Start

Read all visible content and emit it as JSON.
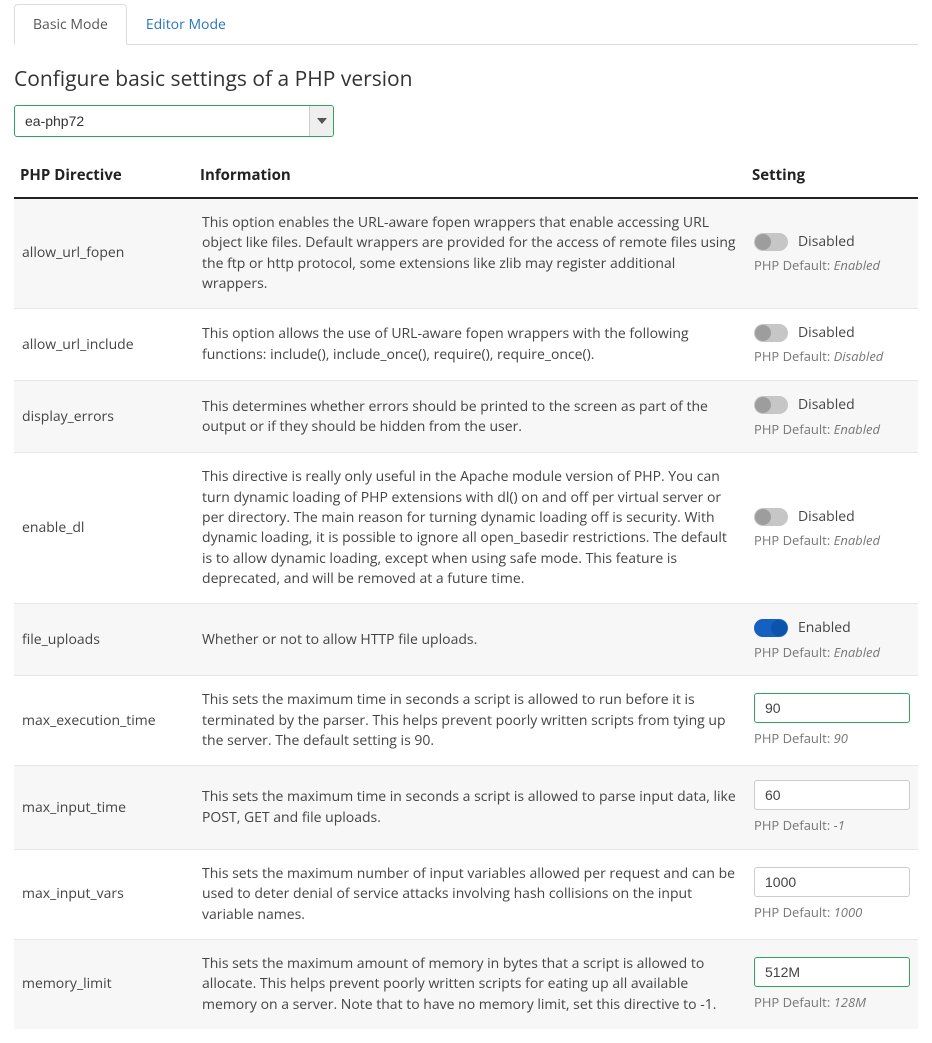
{
  "tabs": {
    "basic": "Basic Mode",
    "editor": "Editor Mode"
  },
  "section_title": "Configure basic settings of a PHP version",
  "version_select": {
    "selected": "ea-php72"
  },
  "headers": {
    "directive": "PHP Directive",
    "info": "Information",
    "setting": "Setting"
  },
  "labels": {
    "enabled": "Enabled",
    "disabled": "Disabled",
    "default_prefix": "PHP Default: "
  },
  "rows": [
    {
      "name": "allow_url_fopen",
      "info": "This option enables the URL-aware fopen wrappers that enable accessing URL object like files. Default wrappers are provided for the access of remote files using the ftp or http protocol, some extensions like zlib may register additional wrappers.",
      "type": "toggle",
      "enabled": false,
      "default": "Enabled",
      "striped": true
    },
    {
      "name": "allow_url_include",
      "info": "This option allows the use of URL-aware fopen wrappers with the following functions: include(), include_once(), require(), require_once().",
      "type": "toggle",
      "enabled": false,
      "default": "Disabled",
      "striped": false
    },
    {
      "name": "display_errors",
      "info": "This determines whether errors should be printed to the screen as part of the output or if they should be hidden from the user.",
      "type": "toggle",
      "enabled": false,
      "default": "Enabled",
      "striped": true
    },
    {
      "name": "enable_dl",
      "info": "This directive is really only useful in the Apache module version of PHP. You can turn dynamic loading of PHP extensions with dl() on and off per virtual server or per directory. The main reason for turning dynamic loading off is security. With dynamic loading, it is possible to ignore all open_basedir restrictions. The default is to allow dynamic loading, except when using safe mode. This feature is deprecated, and will be removed at a future time.",
      "type": "toggle",
      "enabled": false,
      "default": "Enabled",
      "striped": false
    },
    {
      "name": "file_uploads",
      "info": "Whether or not to allow HTTP file uploads.",
      "type": "toggle",
      "enabled": true,
      "default": "Enabled",
      "striped": true
    },
    {
      "name": "max_execution_time",
      "info": "This sets the maximum time in seconds a script is allowed to run before it is terminated by the parser. This helps prevent poorly written scripts from tying up the server. The default setting is 90.",
      "type": "input",
      "value": "90",
      "default": "90",
      "green": true,
      "striped": false
    },
    {
      "name": "max_input_time",
      "info": "This sets the maximum time in seconds a script is allowed to parse input data, like POST, GET and file uploads.",
      "type": "input",
      "value": "60",
      "default": "-1",
      "green": false,
      "striped": true
    },
    {
      "name": "max_input_vars",
      "info": "This sets the maximum number of input variables allowed per request and can be used to deter denial of service attacks involving hash collisions on the input variable names.",
      "type": "input",
      "value": "1000",
      "default": "1000",
      "green": false,
      "striped": false
    },
    {
      "name": "memory_limit",
      "info": "This sets the maximum amount of memory in bytes that a script is allowed to allocate. This helps prevent poorly written scripts for eating up all available memory on a server. Note that to have no memory limit, set this directive to -1.",
      "type": "input",
      "value": "512M",
      "default": "128M",
      "green": true,
      "striped": true
    }
  ]
}
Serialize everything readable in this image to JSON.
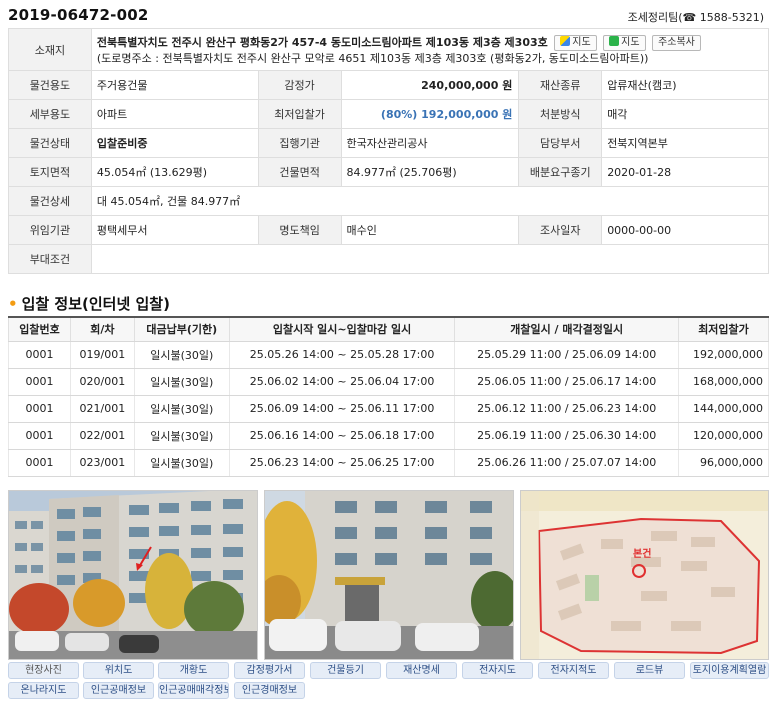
{
  "header": {
    "case_no": "2019-06472-002",
    "team": "조세정리팀(☎ 1588-5321)"
  },
  "info": {
    "address_label": "소재지",
    "address_main": "전북특별자치도 전주시 완산구 평화동2가 457-4 동도미소드림아파트 제103동 제3층 제303호",
    "address_road": "(도로명주소 : 전북특별자치도 전주시 완산구 모악로 4651 제103동 제3층 제303호 (평화동2가, 동도미소드림아파트))",
    "btn_kakao_map": "지도",
    "btn_naver_map": "지도",
    "btn_copy_address": "주소복사",
    "rows": [
      {
        "l1": "물건용도",
        "v1": "주거용건물",
        "l2": "감정가",
        "v2": "240,000,000 원",
        "l3": "재산종류",
        "v3": "압류재산(캠코)"
      },
      {
        "l1": "세부용도",
        "v1": "아파트",
        "l2": "최저입찰가",
        "v2": "(80%) 192,000,000 원",
        "l3": "처분방식",
        "v3": "매각"
      },
      {
        "l1": "물건상태",
        "v1": "입찰준비중",
        "l2": "집행기관",
        "v2": "한국자산관리공사",
        "l3": "담당부서",
        "v3": "전북지역본부"
      },
      {
        "l1": "토지면적",
        "v1": "45.054㎡ (13.629평)",
        "l2": "건물면적",
        "v2": "84.977㎡ (25.706평)",
        "l3": "배분요구종기",
        "v3": "2020-01-28"
      }
    ],
    "detail_label": "물건상세",
    "detail_value": "대 45.054㎡, 건물 84.977㎡",
    "delegate_label": "위임기관",
    "delegate_value": "평택세무서",
    "title_resp_label": "명도책임",
    "title_resp_value": "매수인",
    "survey_label": "조사일자",
    "survey_value": "0000-00-00",
    "condition_label": "부대조건",
    "condition_value": ""
  },
  "bid_section": {
    "title": "입찰 정보(인터넷 입찰)",
    "headers": [
      "입찰번호",
      "회/차",
      "대금납부(기한)",
      "입찰시작 일시~입찰마감 일시",
      "개찰일시 / 매각결정일시",
      "최저입찰가"
    ],
    "rows": [
      [
        "0001",
        "019/001",
        "일시불(30일)",
        "25.05.26 14:00 ~ 25.05.28 17:00",
        "25.05.29 11:00 / 25.06.09 14:00",
        "192,000,000"
      ],
      [
        "0001",
        "020/001",
        "일시불(30일)",
        "25.06.02 14:00 ~ 25.06.04 17:00",
        "25.06.05 11:00 / 25.06.17 14:00",
        "168,000,000"
      ],
      [
        "0001",
        "021/001",
        "일시불(30일)",
        "25.06.09 14:00 ~ 25.06.11 17:00",
        "25.06.12 11:00 / 25.06.23 14:00",
        "144,000,000"
      ],
      [
        "0001",
        "022/001",
        "일시불(30일)",
        "25.06.16 14:00 ~ 25.06.18 17:00",
        "25.06.19 11:00 / 25.06.30 14:00",
        "120,000,000"
      ],
      [
        "0001",
        "023/001",
        "일시불(30일)",
        "25.06.23 14:00 ~ 25.06.25 17:00",
        "25.06.26 11:00 / 25.07.07 14:00",
        "96,000,000"
      ]
    ]
  },
  "map_label": "본건",
  "tabs": [
    "현장사진",
    "위치도",
    "개황도",
    "감정평가서",
    "건물등기",
    "재산명세",
    "전자지도",
    "전자지적도",
    "로드뷰",
    "토지이용계획열람",
    "온나라지도",
    "인근공매정보",
    "인근공매매각정보",
    "인근경매정보"
  ],
  "colors": {
    "accent_blue": "#3a73b5",
    "section_dot": "#f39c12",
    "tab_bg": "#e6edf7",
    "tab_text": "#2d4f86"
  }
}
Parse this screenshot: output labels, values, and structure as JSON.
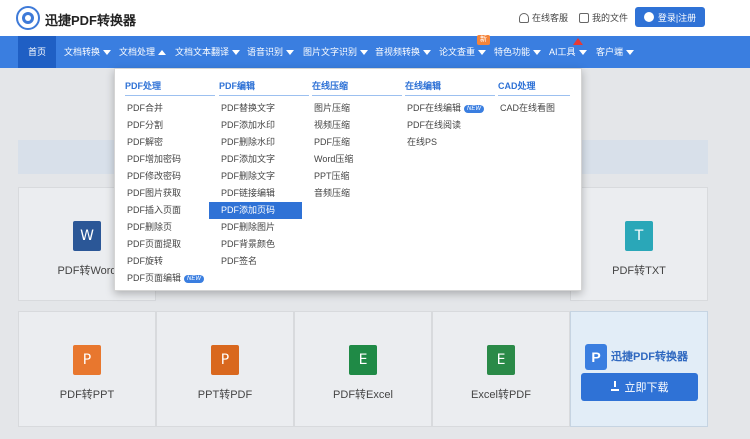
{
  "header": {
    "brand": "迅捷PDF转换器",
    "links": [
      {
        "label": "在线客服",
        "icon": "headset-icon"
      },
      {
        "label": "我的文件",
        "icon": "file-icon"
      }
    ],
    "login_label": "登录|注册"
  },
  "nav": {
    "items": [
      {
        "label": "首页"
      },
      {
        "label": "文档转换"
      },
      {
        "label": "文档处理"
      },
      {
        "label": "文档文本翻译"
      },
      {
        "label": "语音识别"
      },
      {
        "label": "图片文字识别"
      },
      {
        "label": "音视频转换"
      },
      {
        "label": "论文查重"
      },
      {
        "label": "特色功能"
      },
      {
        "label": "AI工具"
      },
      {
        "label": "客户端"
      }
    ],
    "badge_new": "新",
    "active_color": "#1f5fc4",
    "bar_color": "#3a7ee0"
  },
  "dropdown": {
    "columns": [
      {
        "heading": "PDF处理",
        "items": [
          "PDF合并",
          "PDF分割",
          "PDF解密",
          "PDF增加密码",
          "PDF修改密码",
          "PDF图片获取",
          "PDF插入页面",
          "PDF删除页",
          "PDF页面提取",
          "PDF旋转",
          "PDF页面编辑"
        ]
      },
      {
        "heading": "PDF编辑",
        "items": [
          "PDF替换文字",
          "PDF添加水印",
          "PDF删除水印",
          "PDF添加文字",
          "PDF删除文字",
          "PDF链接编辑",
          "PDF添加页码",
          "PDF删除图片",
          "PDF背景颜色",
          "PDF签名"
        ]
      },
      {
        "heading": "在线压缩",
        "items": [
          "图片压缩",
          "视频压缩",
          "PDF压缩",
          "Word压缩",
          "PPT压缩",
          "音频压缩"
        ]
      },
      {
        "heading": "在线编辑",
        "items": [
          "PDF在线编辑",
          "PDF在线阅读",
          "在线PS"
        ]
      },
      {
        "heading": "CAD处理",
        "items": [
          "CAD在线看图"
        ]
      }
    ],
    "new_tag": "NEW",
    "highlight_color": "#2f72d6"
  },
  "tools": [
    {
      "label": "PDF转Word",
      "icon": "word-icon",
      "glyph": "W",
      "color": "#2b5797"
    },
    {
      "label": "PDF转TXT",
      "icon": "txt-icon",
      "glyph": "T",
      "color": "#2aa7b8"
    },
    {
      "label": "PDF转PPT",
      "icon": "ppt-icon",
      "glyph": "P",
      "color": "#e8772e"
    },
    {
      "label": "PPT转PDF",
      "icon": "ppt-to-pdf-icon",
      "glyph": "P",
      "color": "#d9681e"
    },
    {
      "label": "PDF转Excel",
      "icon": "excel-icon",
      "glyph": "E",
      "color": "#1f8a46"
    },
    {
      "label": "Excel转PDF",
      "icon": "excel-to-pdf-icon",
      "glyph": "E",
      "color": "#2a8a48"
    }
  ],
  "promo": {
    "logo_glyph": "P",
    "title": "迅捷PDF转换器",
    "download_label": "立即下载"
  }
}
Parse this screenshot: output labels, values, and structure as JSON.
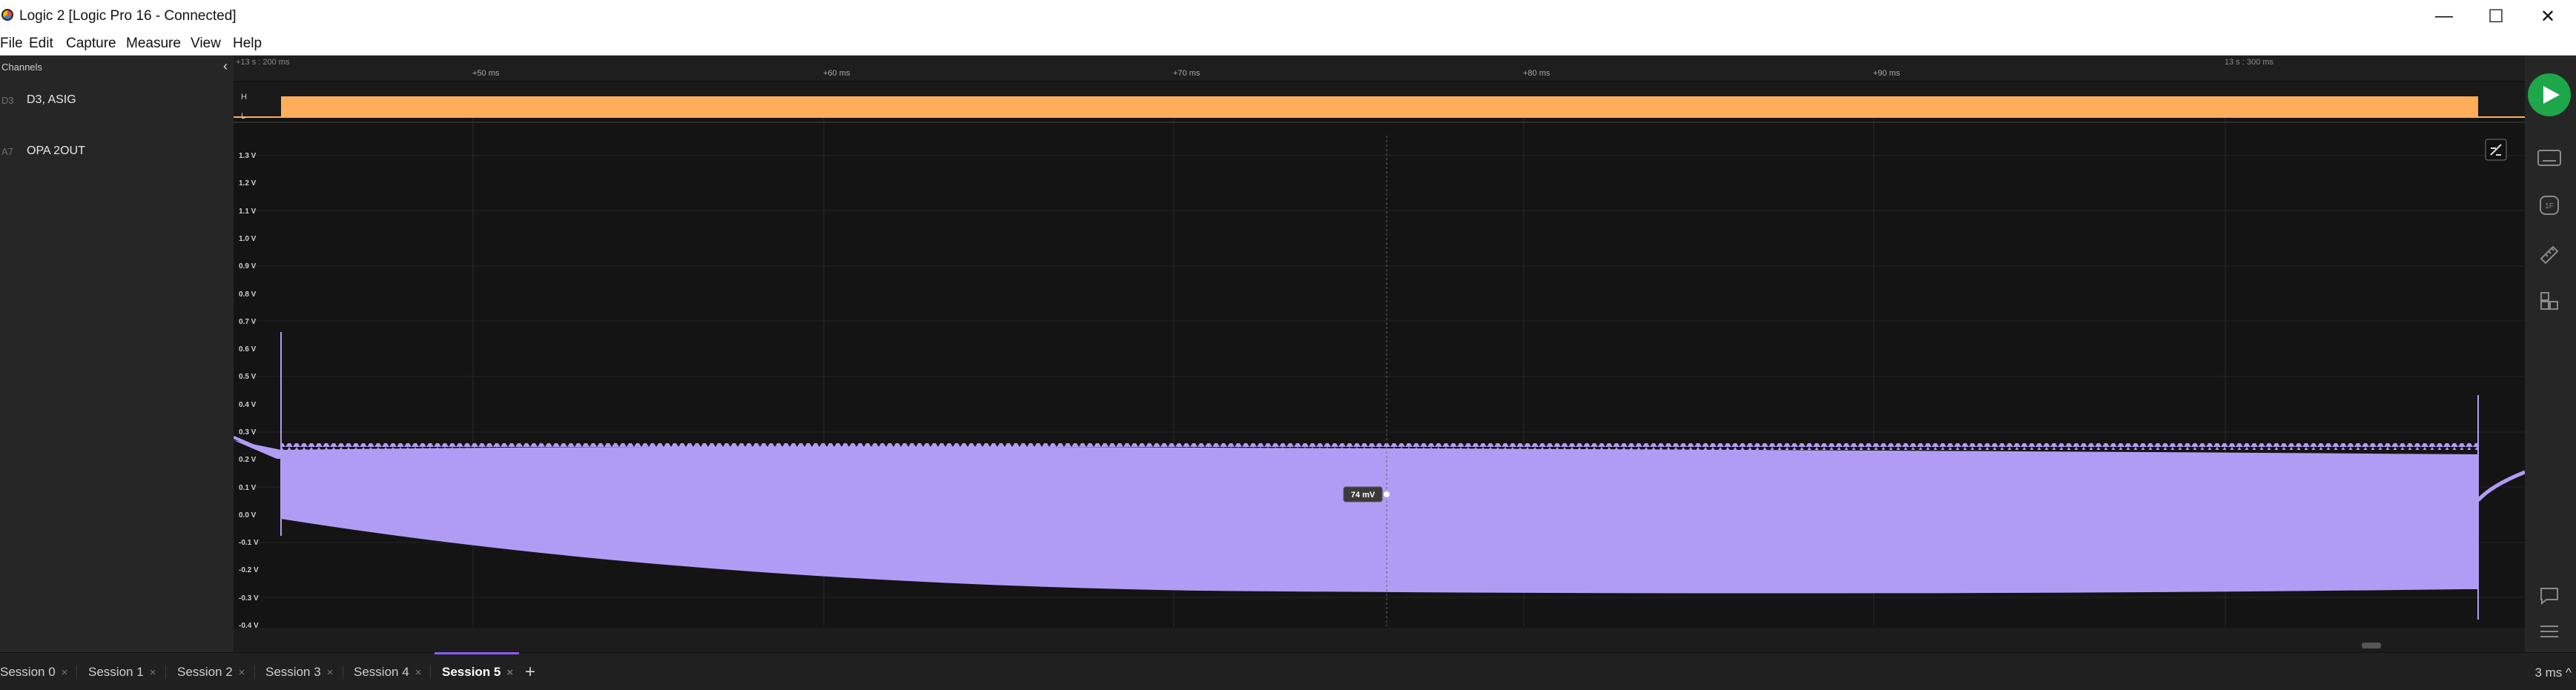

End

- _TASK OBJECTIVE_:
Scan the records above and report how many lines include the word "from", without any other text.

- _FULL SOLUTION_:
2